%%

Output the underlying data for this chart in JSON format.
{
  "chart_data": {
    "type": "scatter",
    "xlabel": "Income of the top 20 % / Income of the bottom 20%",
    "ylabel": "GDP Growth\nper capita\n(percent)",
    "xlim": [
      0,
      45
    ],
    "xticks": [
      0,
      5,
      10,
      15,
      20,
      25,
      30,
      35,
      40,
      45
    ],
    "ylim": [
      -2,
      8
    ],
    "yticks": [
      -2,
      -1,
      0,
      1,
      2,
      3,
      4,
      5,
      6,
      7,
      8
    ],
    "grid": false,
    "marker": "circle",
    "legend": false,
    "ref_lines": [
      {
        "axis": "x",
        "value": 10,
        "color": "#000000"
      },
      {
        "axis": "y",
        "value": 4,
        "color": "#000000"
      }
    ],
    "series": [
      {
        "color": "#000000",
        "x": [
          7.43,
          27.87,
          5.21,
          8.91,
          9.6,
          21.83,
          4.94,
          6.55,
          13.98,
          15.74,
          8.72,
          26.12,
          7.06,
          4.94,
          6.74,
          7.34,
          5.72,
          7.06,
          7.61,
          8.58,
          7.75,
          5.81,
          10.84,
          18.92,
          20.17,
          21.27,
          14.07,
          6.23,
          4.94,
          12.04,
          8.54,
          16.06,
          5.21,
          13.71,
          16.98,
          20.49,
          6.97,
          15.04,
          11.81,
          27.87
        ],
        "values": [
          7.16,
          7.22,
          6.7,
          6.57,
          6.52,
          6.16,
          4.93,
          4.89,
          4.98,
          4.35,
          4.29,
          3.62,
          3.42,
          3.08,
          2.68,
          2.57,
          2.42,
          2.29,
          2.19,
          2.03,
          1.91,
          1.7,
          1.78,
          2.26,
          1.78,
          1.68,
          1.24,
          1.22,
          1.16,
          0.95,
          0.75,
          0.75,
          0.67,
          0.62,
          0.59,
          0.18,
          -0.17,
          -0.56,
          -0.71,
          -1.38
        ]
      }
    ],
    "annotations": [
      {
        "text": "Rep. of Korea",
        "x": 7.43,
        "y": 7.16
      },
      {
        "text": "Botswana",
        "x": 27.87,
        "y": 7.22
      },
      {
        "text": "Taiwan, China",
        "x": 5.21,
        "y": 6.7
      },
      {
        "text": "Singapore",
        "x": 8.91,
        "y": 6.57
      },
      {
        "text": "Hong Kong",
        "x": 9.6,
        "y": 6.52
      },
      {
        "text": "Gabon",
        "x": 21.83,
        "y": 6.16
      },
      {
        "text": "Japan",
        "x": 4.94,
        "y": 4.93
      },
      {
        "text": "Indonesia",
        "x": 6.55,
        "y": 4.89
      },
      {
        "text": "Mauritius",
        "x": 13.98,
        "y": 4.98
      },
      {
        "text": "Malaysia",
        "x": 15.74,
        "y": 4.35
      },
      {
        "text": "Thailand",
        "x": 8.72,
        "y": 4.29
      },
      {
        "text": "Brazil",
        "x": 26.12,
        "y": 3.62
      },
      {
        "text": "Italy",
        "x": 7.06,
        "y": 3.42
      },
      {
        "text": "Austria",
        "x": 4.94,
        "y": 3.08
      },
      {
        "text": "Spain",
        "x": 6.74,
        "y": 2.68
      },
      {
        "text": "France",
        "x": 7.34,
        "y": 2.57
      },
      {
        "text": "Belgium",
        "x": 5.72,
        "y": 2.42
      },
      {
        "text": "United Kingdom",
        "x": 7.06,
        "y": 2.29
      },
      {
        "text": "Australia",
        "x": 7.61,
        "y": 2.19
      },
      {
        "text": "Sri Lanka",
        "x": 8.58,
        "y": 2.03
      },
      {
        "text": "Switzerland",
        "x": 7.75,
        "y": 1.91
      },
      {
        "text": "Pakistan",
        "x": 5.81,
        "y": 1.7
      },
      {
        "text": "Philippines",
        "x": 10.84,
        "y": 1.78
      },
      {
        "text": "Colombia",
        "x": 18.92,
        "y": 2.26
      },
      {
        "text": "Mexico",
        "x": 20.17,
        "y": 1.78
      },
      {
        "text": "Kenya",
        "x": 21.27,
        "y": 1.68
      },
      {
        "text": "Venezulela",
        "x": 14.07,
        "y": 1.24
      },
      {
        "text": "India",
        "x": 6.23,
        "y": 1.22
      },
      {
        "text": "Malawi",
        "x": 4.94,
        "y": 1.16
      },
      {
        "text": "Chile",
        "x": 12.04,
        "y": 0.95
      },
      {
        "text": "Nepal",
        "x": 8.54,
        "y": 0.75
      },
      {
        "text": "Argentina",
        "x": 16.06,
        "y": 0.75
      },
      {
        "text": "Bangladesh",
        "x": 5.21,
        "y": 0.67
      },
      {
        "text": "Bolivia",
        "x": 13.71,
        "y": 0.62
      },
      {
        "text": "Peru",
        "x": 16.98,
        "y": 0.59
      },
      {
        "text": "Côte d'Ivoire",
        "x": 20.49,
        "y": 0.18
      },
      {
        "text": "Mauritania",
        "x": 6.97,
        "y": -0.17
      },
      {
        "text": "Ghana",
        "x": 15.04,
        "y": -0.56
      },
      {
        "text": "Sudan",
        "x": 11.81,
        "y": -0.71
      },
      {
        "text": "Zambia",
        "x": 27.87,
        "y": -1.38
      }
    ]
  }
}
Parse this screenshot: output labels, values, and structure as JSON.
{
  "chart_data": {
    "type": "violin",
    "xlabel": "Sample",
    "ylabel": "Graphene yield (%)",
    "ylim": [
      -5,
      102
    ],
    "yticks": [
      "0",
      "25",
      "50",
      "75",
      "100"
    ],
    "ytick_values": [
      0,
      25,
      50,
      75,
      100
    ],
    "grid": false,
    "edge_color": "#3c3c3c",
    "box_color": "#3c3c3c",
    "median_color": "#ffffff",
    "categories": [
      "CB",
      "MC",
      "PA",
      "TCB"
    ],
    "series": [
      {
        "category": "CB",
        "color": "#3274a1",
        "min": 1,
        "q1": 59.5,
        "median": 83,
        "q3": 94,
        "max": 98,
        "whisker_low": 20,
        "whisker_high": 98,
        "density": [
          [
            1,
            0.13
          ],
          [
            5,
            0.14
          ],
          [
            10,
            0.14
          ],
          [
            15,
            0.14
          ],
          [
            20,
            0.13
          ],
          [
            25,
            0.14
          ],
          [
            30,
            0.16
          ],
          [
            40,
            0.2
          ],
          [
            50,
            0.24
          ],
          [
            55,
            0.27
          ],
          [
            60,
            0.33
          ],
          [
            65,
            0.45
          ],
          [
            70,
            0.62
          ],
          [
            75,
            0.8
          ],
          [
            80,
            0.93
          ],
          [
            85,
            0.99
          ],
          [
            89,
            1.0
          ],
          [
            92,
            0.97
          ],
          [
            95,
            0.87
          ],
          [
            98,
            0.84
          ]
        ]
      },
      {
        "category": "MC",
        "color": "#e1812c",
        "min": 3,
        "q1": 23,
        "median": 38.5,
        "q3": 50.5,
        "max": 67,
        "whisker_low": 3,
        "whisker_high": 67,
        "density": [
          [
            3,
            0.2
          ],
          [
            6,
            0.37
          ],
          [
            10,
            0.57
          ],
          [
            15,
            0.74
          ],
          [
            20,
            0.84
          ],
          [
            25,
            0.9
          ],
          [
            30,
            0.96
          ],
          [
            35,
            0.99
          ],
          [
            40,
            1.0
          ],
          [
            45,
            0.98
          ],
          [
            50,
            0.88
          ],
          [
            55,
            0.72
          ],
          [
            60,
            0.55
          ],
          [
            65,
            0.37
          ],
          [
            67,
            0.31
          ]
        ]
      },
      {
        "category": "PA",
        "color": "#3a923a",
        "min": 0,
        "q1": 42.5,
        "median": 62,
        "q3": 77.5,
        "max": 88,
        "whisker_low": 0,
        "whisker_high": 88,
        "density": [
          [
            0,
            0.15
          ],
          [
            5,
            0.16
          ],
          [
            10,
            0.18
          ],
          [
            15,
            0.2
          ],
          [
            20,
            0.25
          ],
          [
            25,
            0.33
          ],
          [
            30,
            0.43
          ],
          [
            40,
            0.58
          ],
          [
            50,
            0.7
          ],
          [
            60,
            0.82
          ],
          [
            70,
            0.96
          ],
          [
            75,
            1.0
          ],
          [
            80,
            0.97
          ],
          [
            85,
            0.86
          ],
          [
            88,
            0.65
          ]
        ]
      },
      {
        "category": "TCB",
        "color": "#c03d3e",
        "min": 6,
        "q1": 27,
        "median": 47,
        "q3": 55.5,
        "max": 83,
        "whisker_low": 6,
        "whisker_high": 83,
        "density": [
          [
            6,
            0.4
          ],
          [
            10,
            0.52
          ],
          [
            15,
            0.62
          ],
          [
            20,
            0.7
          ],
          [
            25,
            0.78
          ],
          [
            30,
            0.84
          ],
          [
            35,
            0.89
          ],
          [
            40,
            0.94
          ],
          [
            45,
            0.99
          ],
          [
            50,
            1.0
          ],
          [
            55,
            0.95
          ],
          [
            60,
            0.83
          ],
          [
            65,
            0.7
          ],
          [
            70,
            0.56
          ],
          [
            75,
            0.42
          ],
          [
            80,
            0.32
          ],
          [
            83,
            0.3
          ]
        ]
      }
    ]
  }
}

%%

> **TASK DIRECTIONS**
Filter the data, keeping only the lines that contain "this".

> **OUTPUT BELOW**
Output the underlying data for this chart in JSON format.
Parse this screenshot: output labels, values, and structure as JSON.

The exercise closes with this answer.